### TASK DESCRIPTION
Find each line in the following listing that has the string "facie", then state the count and nothing else.

[Data entries]
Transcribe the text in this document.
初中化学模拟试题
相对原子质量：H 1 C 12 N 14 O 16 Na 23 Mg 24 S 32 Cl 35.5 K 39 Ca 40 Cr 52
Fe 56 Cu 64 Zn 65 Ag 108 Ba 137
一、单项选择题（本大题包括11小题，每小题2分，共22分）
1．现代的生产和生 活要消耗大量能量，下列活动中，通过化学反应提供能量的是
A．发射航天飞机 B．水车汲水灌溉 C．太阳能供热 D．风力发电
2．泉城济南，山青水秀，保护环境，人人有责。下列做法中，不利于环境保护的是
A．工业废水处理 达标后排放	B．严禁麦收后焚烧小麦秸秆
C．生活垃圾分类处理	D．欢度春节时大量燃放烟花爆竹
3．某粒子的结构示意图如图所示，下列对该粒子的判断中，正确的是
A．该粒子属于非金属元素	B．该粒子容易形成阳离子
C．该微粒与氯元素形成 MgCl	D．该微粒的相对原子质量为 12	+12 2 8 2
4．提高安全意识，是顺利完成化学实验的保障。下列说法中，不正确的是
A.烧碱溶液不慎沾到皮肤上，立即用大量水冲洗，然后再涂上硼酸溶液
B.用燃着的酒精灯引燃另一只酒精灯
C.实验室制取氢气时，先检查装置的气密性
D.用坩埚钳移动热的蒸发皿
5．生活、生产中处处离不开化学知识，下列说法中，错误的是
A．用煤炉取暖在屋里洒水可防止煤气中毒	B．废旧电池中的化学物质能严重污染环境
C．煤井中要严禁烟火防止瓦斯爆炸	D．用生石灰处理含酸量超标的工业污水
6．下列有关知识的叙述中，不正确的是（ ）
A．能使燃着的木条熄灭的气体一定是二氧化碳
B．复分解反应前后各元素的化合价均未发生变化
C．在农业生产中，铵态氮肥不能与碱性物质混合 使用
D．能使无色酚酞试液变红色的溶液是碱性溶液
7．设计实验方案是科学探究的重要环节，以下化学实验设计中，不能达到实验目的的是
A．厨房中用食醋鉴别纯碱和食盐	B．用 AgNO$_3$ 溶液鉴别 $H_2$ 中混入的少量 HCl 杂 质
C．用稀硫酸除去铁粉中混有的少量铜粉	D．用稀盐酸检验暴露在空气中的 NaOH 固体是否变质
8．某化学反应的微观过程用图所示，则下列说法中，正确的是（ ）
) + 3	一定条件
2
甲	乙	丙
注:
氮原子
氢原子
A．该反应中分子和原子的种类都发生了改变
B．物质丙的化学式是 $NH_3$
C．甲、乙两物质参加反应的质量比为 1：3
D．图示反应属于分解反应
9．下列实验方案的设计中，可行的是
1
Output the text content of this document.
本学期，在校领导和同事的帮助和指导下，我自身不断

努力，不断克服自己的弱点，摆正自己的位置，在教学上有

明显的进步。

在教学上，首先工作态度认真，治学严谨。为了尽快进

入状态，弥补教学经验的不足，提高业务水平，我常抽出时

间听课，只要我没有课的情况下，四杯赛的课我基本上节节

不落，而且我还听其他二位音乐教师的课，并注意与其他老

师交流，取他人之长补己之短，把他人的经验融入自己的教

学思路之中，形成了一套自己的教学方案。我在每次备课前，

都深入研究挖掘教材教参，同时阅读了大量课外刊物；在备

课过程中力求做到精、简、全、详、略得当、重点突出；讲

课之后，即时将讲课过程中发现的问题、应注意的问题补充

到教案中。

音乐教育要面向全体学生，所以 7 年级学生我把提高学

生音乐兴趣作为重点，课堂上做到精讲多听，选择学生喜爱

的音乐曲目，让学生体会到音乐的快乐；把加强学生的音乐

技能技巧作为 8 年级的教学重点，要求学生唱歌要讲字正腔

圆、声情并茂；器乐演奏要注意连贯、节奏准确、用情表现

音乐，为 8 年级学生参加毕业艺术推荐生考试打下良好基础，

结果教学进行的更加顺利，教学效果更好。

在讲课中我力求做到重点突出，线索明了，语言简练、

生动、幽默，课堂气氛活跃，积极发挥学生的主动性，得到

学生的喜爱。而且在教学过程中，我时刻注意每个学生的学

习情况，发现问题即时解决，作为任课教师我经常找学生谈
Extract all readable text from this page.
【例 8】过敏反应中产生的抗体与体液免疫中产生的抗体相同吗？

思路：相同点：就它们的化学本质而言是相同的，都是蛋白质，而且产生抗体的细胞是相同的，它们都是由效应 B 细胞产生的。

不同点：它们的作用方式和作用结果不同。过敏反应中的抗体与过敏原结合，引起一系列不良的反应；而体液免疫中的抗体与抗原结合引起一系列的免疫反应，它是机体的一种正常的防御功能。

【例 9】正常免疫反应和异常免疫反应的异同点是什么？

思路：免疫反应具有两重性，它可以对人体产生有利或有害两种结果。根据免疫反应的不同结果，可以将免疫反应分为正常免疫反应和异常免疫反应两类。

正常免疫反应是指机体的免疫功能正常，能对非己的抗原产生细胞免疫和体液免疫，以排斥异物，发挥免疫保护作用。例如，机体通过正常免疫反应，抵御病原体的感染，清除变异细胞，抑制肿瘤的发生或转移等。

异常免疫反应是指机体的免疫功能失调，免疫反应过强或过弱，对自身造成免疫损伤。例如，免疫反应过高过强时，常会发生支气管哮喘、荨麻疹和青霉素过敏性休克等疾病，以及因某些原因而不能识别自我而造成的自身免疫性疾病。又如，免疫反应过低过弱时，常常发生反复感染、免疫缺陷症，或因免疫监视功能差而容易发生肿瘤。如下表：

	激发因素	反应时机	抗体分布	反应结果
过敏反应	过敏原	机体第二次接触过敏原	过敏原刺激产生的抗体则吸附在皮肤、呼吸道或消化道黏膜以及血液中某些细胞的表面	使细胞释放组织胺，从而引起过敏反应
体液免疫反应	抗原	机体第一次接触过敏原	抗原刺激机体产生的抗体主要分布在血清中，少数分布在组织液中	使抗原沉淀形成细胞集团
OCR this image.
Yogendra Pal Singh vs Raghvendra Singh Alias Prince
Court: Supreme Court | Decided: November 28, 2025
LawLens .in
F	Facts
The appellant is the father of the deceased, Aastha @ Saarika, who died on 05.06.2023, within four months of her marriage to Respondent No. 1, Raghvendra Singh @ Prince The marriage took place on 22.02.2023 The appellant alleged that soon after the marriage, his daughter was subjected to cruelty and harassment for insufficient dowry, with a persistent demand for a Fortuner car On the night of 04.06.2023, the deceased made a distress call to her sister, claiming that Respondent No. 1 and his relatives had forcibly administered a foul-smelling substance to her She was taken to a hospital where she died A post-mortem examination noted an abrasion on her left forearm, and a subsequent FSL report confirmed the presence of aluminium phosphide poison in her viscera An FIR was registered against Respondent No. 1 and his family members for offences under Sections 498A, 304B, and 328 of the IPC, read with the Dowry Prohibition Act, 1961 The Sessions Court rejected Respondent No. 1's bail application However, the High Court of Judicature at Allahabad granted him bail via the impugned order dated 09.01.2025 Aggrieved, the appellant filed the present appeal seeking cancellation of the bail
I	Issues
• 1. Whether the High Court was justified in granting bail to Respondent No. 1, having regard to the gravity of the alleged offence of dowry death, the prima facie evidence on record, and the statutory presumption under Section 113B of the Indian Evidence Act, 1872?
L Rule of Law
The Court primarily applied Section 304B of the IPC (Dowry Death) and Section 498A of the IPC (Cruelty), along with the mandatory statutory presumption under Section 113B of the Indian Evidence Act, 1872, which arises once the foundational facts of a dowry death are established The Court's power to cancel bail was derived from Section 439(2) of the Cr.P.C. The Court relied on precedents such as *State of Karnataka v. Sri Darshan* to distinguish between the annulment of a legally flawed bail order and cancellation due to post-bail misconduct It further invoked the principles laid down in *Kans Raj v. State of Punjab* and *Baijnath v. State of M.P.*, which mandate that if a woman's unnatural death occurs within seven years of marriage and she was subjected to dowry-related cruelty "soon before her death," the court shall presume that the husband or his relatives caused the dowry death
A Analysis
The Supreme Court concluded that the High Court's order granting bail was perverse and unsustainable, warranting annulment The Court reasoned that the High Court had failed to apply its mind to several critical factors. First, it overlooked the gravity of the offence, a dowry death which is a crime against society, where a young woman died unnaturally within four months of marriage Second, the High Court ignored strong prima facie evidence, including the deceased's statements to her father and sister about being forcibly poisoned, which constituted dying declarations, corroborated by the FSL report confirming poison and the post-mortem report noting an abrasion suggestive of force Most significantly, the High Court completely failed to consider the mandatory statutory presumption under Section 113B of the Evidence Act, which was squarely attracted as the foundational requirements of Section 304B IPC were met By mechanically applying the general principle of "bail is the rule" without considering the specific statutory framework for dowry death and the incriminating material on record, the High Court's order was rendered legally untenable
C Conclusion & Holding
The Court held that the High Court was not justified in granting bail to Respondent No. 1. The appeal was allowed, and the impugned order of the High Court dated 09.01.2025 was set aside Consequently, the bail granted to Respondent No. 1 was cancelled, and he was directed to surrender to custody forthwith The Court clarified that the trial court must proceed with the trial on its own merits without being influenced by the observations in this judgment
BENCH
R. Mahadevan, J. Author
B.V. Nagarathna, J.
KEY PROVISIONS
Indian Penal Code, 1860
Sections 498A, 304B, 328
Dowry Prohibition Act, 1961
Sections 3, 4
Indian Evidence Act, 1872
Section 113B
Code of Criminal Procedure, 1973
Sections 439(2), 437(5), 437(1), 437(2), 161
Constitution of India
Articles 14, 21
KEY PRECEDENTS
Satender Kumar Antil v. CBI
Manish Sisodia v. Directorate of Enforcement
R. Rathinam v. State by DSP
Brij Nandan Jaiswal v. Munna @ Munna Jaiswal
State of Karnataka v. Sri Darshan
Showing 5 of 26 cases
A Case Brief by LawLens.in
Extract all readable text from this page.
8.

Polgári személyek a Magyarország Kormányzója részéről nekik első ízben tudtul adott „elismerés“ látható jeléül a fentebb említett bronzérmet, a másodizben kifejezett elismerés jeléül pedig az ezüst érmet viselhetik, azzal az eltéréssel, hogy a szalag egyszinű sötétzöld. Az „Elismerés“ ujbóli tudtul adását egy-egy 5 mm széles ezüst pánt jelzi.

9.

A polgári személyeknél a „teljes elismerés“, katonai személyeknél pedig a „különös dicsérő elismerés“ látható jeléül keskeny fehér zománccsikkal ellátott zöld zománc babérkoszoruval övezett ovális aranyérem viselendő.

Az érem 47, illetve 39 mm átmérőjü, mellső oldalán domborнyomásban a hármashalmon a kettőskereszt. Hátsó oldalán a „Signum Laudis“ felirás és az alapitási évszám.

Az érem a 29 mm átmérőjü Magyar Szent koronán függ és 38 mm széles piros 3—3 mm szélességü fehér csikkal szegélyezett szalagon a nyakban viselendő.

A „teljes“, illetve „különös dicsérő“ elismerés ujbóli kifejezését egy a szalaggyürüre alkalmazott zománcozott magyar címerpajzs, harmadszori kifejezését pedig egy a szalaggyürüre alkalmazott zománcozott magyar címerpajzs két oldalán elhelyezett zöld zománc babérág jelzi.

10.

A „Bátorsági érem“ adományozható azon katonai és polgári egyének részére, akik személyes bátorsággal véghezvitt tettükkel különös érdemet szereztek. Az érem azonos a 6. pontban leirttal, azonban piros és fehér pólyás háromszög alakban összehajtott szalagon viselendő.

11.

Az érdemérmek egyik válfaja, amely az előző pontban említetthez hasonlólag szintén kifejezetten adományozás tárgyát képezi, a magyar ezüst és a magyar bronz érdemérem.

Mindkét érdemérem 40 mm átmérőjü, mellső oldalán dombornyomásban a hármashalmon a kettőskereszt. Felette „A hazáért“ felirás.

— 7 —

### ANSWER IN FULL
2